» Task material
============================================================
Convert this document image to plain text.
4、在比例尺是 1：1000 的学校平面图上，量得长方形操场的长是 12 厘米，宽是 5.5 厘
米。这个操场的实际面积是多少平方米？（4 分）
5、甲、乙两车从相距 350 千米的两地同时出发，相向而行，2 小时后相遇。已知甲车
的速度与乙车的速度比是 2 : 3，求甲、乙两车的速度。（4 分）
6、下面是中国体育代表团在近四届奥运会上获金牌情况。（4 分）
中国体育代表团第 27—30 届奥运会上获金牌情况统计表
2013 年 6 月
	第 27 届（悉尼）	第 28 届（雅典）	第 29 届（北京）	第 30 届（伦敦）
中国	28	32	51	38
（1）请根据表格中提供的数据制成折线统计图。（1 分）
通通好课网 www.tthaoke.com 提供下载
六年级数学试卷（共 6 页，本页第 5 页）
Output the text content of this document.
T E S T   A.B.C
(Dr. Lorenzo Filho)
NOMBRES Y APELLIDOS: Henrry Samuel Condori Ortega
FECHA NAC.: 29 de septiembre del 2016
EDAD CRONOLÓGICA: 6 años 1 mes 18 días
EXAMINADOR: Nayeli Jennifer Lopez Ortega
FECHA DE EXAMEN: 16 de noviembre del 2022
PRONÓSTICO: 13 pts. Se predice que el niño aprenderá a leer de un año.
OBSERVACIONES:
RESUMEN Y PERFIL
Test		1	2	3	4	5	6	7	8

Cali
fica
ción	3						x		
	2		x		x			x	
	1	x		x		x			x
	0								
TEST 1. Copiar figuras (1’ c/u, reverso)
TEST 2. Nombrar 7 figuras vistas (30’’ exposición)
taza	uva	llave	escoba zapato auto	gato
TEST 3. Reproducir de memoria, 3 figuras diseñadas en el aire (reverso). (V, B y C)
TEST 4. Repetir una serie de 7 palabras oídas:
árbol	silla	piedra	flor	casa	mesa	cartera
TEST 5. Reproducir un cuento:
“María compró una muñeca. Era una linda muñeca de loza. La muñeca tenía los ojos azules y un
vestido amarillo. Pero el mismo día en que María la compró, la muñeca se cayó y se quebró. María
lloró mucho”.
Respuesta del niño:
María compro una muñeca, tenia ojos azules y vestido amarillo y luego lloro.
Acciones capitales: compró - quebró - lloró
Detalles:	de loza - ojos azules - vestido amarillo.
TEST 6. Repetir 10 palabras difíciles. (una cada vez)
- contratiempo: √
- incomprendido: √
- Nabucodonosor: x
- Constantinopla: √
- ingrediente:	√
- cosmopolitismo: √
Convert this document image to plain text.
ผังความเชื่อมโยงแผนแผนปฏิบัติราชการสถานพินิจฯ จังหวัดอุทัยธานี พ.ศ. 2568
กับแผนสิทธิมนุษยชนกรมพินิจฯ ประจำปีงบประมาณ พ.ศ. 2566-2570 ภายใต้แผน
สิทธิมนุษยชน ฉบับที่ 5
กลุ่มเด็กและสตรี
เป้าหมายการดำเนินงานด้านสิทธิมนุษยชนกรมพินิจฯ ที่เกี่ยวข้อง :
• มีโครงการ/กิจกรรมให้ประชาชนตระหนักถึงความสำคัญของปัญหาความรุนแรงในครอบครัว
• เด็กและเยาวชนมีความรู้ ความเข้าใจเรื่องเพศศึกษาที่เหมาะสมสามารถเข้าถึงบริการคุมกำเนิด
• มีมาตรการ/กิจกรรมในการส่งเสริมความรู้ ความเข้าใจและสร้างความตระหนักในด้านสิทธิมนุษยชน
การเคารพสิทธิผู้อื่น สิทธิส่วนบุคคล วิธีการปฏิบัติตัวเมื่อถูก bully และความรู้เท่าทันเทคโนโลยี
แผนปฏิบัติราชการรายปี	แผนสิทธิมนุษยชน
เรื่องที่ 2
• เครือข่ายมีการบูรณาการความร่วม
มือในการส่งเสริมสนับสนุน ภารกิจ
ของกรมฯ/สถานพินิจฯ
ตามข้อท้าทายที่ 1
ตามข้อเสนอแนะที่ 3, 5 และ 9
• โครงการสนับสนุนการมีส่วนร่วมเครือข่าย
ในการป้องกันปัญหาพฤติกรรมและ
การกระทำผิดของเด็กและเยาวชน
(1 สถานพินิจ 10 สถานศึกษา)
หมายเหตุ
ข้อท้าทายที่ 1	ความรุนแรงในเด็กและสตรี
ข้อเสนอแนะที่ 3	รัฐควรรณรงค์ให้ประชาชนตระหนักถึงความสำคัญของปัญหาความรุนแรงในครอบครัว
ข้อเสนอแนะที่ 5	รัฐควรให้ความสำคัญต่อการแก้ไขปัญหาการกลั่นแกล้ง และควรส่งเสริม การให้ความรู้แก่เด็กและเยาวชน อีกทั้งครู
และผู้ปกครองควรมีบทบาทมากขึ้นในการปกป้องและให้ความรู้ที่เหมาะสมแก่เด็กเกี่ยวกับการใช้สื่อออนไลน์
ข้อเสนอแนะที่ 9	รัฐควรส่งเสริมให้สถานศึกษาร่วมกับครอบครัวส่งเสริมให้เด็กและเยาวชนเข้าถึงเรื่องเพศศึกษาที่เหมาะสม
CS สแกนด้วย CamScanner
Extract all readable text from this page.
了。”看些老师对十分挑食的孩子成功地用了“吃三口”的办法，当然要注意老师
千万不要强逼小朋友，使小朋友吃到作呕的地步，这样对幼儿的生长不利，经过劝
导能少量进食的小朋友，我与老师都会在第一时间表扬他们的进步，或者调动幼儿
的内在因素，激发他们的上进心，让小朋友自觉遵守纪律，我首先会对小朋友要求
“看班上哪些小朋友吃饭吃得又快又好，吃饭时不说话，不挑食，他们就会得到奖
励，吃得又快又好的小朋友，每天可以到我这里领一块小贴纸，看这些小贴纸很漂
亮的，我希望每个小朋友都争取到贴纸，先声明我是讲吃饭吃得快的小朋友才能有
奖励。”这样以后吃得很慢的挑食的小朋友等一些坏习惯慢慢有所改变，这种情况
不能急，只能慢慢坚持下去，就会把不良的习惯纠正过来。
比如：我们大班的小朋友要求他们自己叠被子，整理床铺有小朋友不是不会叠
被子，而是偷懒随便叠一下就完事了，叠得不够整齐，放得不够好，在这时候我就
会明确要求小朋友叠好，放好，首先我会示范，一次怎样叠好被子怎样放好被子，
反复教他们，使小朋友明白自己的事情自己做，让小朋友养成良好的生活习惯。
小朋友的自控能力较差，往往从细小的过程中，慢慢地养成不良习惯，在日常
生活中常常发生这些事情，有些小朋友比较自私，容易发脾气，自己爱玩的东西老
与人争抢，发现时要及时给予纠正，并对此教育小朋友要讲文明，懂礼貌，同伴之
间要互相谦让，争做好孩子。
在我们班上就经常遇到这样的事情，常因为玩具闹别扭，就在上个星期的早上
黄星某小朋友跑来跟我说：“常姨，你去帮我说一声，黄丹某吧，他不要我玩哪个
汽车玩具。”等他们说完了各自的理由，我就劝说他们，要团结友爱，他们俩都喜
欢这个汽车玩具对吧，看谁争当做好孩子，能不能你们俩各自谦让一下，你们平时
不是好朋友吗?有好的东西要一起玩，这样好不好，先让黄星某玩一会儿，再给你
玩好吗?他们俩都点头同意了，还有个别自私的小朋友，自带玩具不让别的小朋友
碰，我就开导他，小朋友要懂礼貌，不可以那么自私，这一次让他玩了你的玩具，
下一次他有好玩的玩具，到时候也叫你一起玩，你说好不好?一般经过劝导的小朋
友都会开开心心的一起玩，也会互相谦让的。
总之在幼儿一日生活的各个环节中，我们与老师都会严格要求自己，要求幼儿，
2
============================================================
Search the records above for the string "reverso". Copy every line that contains it.

» Expected output
TEST 1. Copiar figuras (1’ c/u, reverso)
TEST 3. Reproducir de memoria, 3 figuras diseñadas en el aire (reverso). (V, B y C)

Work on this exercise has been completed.